■ STATED GOAL ■
Copy out all lines carrying the word "Polen".

[Entries taken from a collection]
:::
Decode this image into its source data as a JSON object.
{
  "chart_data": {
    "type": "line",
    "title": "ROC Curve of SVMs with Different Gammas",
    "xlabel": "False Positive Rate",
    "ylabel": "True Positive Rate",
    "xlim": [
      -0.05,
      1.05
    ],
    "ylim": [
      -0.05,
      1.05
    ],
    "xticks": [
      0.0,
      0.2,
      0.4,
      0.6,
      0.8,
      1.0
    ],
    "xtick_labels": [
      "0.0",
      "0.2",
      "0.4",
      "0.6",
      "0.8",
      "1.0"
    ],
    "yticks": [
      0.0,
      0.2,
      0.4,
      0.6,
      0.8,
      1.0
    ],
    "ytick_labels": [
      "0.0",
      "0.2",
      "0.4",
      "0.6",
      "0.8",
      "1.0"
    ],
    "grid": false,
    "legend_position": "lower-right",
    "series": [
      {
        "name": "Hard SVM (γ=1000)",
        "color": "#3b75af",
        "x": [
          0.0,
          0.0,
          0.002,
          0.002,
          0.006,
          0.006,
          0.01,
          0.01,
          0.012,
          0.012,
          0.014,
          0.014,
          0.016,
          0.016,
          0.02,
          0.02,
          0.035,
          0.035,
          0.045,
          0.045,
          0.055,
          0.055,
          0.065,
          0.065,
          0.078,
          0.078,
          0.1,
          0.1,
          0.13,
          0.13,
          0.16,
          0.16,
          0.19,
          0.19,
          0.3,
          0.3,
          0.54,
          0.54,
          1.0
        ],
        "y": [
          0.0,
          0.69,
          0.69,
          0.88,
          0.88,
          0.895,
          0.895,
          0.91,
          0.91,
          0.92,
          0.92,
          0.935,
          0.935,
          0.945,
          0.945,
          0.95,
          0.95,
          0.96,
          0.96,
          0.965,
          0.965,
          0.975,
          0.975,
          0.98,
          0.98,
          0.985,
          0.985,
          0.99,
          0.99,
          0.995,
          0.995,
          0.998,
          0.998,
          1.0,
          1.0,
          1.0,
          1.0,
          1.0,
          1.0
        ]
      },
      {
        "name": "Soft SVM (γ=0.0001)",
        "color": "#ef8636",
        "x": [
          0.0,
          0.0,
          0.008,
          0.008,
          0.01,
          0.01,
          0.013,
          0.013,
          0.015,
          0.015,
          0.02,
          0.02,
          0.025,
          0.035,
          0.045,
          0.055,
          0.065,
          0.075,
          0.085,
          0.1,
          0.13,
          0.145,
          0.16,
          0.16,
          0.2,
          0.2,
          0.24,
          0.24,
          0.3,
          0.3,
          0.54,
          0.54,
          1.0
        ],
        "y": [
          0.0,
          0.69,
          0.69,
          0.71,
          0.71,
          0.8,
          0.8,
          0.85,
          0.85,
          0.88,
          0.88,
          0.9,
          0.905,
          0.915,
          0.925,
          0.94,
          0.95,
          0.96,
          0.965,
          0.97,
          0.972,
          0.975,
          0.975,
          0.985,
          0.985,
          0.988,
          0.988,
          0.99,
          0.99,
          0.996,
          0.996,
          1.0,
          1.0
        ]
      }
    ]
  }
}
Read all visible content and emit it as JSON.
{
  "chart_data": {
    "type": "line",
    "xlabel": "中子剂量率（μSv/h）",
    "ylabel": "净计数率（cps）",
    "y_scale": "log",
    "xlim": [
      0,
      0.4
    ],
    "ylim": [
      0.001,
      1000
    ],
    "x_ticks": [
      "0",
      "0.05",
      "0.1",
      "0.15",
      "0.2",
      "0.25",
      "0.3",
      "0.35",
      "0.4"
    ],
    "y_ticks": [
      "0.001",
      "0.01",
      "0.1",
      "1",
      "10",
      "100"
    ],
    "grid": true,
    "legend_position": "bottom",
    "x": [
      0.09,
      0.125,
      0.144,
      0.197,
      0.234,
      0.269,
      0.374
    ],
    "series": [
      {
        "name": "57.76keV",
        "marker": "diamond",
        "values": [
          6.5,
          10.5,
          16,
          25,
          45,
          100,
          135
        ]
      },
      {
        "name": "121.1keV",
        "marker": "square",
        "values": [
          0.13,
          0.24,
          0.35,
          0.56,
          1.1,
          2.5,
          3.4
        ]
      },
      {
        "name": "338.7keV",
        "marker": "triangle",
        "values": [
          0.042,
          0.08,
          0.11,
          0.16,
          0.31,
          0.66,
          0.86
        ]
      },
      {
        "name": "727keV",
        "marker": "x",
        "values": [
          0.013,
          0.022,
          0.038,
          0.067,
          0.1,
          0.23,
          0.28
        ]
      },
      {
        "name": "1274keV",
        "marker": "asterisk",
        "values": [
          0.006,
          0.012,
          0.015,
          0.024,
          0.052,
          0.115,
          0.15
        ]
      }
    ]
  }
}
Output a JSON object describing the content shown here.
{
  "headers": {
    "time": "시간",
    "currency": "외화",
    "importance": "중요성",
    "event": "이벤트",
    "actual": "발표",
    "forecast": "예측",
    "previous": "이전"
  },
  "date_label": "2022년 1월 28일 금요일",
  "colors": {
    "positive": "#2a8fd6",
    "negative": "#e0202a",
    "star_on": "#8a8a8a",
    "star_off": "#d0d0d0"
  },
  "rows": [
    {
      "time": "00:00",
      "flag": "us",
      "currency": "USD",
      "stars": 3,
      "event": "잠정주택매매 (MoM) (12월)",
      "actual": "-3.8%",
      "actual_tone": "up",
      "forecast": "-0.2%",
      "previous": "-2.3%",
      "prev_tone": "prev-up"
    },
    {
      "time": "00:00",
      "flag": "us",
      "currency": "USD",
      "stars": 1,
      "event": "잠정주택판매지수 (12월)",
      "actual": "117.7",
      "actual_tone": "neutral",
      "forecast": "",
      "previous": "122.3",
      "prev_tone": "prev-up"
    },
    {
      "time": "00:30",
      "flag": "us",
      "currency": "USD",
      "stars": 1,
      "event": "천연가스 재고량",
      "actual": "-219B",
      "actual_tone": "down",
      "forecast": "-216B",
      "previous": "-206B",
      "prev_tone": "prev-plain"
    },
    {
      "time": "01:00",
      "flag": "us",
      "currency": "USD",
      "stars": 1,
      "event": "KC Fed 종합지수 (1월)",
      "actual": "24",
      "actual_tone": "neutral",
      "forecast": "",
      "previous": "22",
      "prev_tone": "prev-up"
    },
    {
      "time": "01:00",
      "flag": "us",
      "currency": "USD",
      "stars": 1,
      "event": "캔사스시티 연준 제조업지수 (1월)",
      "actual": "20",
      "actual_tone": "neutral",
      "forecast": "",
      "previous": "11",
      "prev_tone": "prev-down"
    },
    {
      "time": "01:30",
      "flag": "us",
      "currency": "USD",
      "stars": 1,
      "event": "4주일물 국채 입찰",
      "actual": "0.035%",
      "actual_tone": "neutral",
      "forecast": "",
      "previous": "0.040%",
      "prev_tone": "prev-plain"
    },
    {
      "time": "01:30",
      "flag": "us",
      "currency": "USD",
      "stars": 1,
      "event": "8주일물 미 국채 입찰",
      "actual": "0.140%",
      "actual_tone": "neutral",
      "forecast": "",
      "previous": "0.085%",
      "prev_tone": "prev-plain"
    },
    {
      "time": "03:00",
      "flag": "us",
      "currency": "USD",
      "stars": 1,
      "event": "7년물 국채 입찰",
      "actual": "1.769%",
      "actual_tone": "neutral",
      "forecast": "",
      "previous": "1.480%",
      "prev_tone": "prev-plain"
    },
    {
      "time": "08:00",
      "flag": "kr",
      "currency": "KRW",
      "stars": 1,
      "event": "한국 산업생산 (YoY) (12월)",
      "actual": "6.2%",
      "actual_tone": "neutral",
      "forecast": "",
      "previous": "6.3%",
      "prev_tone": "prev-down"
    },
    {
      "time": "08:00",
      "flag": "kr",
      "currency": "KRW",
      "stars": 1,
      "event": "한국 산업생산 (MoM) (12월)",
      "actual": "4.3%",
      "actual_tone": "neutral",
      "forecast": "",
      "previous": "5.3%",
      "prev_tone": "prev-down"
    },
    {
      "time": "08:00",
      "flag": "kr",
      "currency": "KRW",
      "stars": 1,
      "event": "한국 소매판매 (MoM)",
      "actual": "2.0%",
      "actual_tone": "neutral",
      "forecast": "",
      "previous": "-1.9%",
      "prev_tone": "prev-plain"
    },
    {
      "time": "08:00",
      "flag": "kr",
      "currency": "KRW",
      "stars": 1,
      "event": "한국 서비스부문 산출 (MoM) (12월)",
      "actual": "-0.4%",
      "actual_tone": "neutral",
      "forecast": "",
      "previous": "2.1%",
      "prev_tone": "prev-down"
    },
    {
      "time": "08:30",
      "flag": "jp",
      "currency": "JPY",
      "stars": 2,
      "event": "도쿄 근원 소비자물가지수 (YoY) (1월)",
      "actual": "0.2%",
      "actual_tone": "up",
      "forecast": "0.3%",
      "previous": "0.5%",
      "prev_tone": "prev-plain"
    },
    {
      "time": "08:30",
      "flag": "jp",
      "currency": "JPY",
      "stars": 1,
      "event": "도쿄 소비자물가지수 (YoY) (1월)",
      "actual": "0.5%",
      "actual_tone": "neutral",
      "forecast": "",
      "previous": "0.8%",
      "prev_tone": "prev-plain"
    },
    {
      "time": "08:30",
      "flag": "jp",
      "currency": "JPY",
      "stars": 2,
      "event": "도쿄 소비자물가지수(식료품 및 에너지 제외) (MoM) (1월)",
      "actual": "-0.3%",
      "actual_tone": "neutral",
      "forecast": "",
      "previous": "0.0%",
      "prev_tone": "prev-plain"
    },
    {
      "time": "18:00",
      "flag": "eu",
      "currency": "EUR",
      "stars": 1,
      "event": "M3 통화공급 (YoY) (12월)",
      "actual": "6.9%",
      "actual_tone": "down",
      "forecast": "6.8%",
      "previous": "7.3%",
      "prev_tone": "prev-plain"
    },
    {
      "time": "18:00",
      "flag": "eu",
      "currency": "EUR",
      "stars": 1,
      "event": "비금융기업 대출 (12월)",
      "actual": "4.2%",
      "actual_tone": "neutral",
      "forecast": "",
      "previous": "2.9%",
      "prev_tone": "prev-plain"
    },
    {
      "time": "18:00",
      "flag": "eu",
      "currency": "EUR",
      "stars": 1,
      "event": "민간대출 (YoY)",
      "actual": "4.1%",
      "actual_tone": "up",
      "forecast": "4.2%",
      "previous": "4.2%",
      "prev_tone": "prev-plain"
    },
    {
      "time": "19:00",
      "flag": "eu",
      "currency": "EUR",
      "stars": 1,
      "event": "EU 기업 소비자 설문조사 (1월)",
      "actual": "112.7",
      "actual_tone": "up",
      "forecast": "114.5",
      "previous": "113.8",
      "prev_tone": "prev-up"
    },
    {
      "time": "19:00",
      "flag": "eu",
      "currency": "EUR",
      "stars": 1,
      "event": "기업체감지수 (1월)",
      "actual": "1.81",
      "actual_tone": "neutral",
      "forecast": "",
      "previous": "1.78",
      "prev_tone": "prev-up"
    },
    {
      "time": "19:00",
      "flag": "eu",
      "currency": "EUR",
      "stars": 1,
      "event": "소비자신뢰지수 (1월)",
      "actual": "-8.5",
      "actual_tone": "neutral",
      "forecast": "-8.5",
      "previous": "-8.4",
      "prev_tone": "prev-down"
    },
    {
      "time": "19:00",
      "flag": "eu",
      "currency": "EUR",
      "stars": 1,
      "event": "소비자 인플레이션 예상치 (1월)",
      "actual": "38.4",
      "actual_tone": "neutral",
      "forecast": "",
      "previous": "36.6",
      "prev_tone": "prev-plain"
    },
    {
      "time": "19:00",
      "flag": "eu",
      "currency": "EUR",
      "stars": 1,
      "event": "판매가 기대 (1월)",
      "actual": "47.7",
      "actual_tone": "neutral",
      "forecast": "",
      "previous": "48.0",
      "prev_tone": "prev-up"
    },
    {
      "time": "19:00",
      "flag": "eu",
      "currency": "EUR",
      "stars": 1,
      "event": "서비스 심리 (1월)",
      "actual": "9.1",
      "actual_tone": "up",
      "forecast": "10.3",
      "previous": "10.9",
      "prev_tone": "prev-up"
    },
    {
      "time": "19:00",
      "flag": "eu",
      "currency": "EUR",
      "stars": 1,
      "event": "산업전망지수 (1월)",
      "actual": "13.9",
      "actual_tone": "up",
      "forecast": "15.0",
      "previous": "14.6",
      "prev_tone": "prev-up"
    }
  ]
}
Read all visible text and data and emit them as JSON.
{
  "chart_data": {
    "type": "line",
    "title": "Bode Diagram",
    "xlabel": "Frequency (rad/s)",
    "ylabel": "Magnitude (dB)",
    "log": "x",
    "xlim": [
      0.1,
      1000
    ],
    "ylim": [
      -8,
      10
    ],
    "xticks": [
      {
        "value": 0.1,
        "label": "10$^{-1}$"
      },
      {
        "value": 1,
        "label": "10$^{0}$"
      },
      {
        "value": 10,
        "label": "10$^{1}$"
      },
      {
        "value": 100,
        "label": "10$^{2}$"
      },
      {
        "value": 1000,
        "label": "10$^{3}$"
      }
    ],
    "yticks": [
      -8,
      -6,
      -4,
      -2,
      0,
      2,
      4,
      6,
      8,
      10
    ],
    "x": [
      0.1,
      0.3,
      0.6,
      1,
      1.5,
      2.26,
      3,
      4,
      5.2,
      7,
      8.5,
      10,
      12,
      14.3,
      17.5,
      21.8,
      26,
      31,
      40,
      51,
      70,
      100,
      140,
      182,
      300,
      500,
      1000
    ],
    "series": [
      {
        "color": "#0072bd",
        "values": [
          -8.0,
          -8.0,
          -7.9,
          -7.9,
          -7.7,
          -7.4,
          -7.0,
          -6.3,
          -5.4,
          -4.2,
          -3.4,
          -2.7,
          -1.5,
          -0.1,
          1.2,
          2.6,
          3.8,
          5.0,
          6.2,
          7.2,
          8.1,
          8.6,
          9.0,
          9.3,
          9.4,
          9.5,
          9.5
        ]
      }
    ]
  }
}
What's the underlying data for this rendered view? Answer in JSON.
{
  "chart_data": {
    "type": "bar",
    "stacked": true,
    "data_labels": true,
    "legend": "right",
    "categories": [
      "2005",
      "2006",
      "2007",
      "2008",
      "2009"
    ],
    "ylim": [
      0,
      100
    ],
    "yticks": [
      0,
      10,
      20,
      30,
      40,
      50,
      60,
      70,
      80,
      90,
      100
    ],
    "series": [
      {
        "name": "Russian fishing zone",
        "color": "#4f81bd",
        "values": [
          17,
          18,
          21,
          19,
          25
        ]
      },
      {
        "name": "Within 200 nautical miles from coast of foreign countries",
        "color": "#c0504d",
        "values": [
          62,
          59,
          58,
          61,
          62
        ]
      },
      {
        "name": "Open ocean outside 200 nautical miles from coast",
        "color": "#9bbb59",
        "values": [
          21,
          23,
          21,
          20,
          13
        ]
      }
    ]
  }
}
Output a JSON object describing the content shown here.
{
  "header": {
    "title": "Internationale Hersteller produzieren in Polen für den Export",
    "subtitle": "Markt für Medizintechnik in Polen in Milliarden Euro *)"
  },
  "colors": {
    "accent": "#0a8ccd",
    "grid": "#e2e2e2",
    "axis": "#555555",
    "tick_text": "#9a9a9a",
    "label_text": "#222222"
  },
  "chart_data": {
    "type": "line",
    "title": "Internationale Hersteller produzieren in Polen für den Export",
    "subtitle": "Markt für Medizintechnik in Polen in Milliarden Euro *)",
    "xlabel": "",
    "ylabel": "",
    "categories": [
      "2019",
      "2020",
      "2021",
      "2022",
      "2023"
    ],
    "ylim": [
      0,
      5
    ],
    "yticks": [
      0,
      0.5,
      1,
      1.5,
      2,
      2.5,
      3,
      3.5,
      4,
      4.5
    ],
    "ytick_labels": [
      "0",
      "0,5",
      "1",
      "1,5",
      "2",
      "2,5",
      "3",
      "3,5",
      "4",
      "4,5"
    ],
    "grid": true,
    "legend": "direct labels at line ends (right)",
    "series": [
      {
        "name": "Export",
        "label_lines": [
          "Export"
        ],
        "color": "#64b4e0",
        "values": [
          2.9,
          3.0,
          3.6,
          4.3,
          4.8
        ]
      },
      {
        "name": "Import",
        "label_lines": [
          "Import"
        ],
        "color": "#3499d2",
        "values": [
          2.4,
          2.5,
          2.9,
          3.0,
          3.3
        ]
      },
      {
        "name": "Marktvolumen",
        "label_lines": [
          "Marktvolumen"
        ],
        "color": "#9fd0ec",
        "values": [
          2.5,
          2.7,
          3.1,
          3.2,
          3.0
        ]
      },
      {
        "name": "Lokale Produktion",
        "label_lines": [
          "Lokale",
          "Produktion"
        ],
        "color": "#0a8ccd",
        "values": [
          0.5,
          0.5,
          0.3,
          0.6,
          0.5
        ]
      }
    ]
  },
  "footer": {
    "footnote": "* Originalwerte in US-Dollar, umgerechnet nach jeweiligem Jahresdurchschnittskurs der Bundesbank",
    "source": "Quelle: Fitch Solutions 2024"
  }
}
:::
■ WRITTEN SOLUTION ■
    "title": "Internationale Hersteller produzieren in Polen für den Export",
    "subtitle": "Markt für Medizintechnik in Polen in Milliarden Euro *)"
    "title": "Internationale Hersteller produzieren in Polen für den Export",
    "subtitle": "Markt für Medizintechnik in Polen in Milliarden Euro *)",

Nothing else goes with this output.